> GIVEN INSTRUCTION
Count how many lines contain the word "Life". Respond with the number alone.

> Entries with figure data
+ + + + +

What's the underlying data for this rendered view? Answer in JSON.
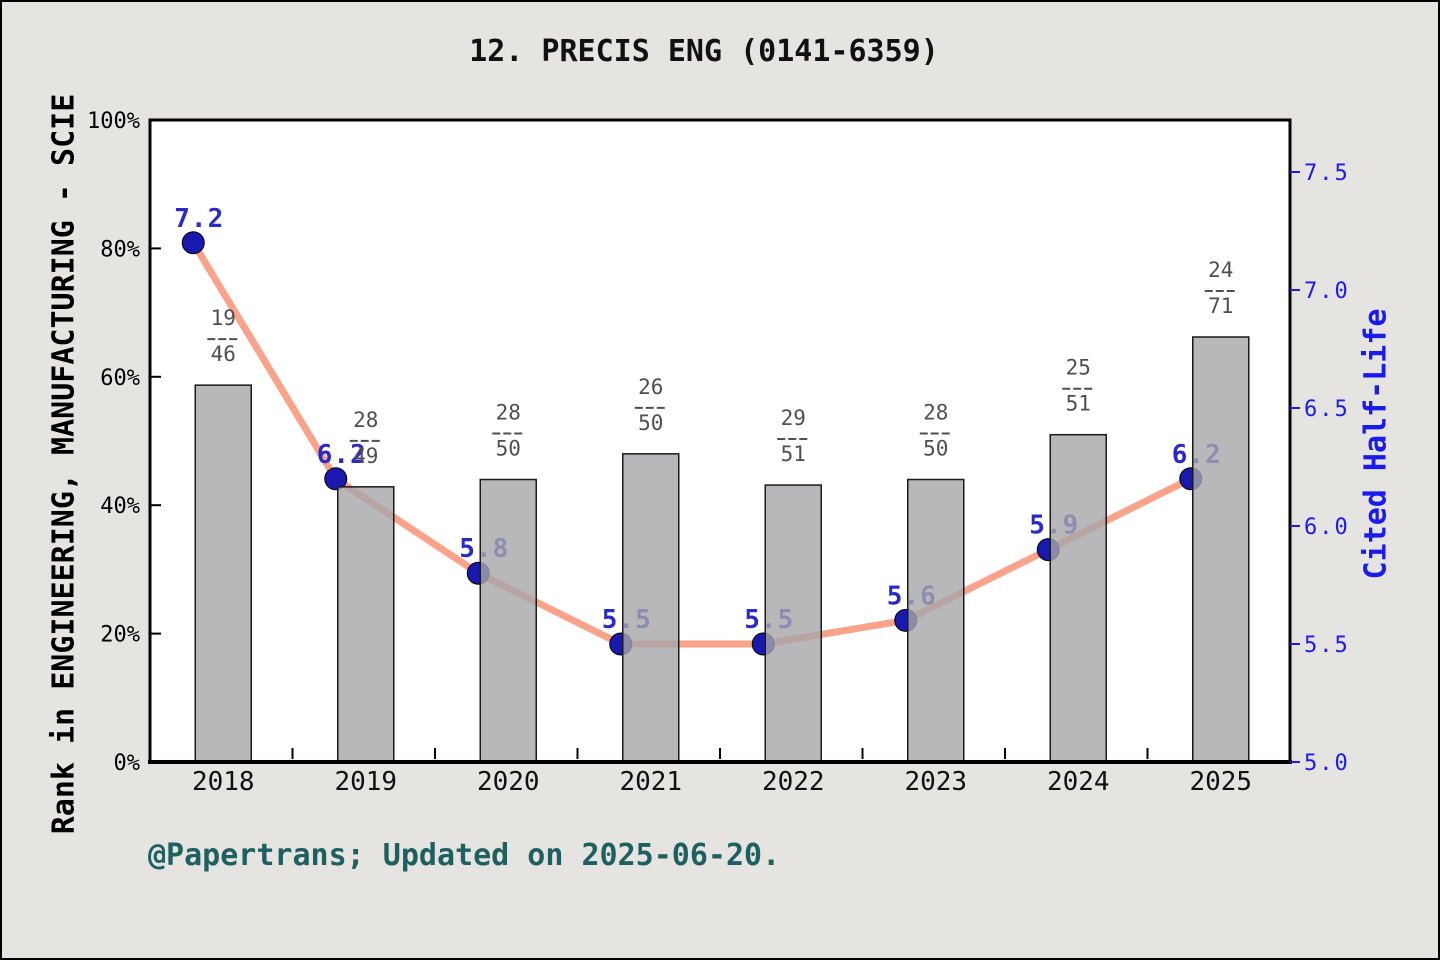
{
  "title": "12. PRECIS ENG (0141-6359)",
  "caption": "@Papertrans; Updated on 2025-06-20.",
  "chart_data": {
    "type": "bar",
    "subtype": "dual-axis bar + line",
    "categories": [
      "2018",
      "2019",
      "2020",
      "2021",
      "2022",
      "2023",
      "2024",
      "2025"
    ],
    "series": [
      {
        "name": "Rank in category (bars, left axis)",
        "type": "bar",
        "axis": "left",
        "fractions": [
          {
            "numerator": "19",
            "denominator": "46"
          },
          {
            "numerator": "28",
            "denominator": "49"
          },
          {
            "numerator": "28",
            "denominator": "50"
          },
          {
            "numerator": "26",
            "denominator": "50"
          },
          {
            "numerator": "29",
            "denominator": "51"
          },
          {
            "numerator": "28",
            "denominator": "50"
          },
          {
            "numerator": "25",
            "denominator": "51"
          },
          {
            "numerator": "24",
            "denominator": "71"
          }
        ],
        "values_pct": [
          58.7,
          42.86,
          44.0,
          48.0,
          43.14,
          44.0,
          50.98,
          66.2
        ]
      },
      {
        "name": "Cited Half-Life (line, right axis)",
        "type": "line",
        "axis": "right",
        "values": [
          7.2,
          6.2,
          5.8,
          5.5,
          5.5,
          5.6,
          5.9,
          6.2
        ],
        "labels": [
          "7.2",
          "6.2",
          "5.8",
          "5.5",
          "5.5",
          "5.6",
          "5.9",
          "6.2"
        ]
      }
    ],
    "left_axis": {
      "title": "Rank in ENGINEERING, MANUFACTURING - SCIE",
      "ticks": [
        "0%",
        "20%",
        "40%",
        "60%",
        "80%",
        "100%"
      ],
      "range": [
        0,
        100
      ]
    },
    "right_axis": {
      "title": "Cited Half-Life",
      "ticks": [
        "5.0",
        "5.5",
        "6.0",
        "6.5",
        "7.0",
        "7.5"
      ],
      "range": [
        5.0,
        7.5
      ]
    },
    "grid": false,
    "legend": "none",
    "colors": {
      "background": "#e5e4e1",
      "plot_background": "#ffffff",
      "frame": "#000000",
      "bar_fill": "#a6a6aa",
      "bar_fill_opacity": "0.8",
      "bar_border": "#1a1a1a",
      "line": "#faa28a",
      "marker": "#1919b0",
      "marker_edge": "#000000",
      "point_label": "#2a2ac6",
      "fraction_label": "#4f4f4f",
      "left_tick_label": "#000000",
      "right_tick_label": "#1b1bee",
      "caption": "#1e5f5f"
    }
  }
}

+ + + + +

> RESPONSE TO THE EXERCISE
2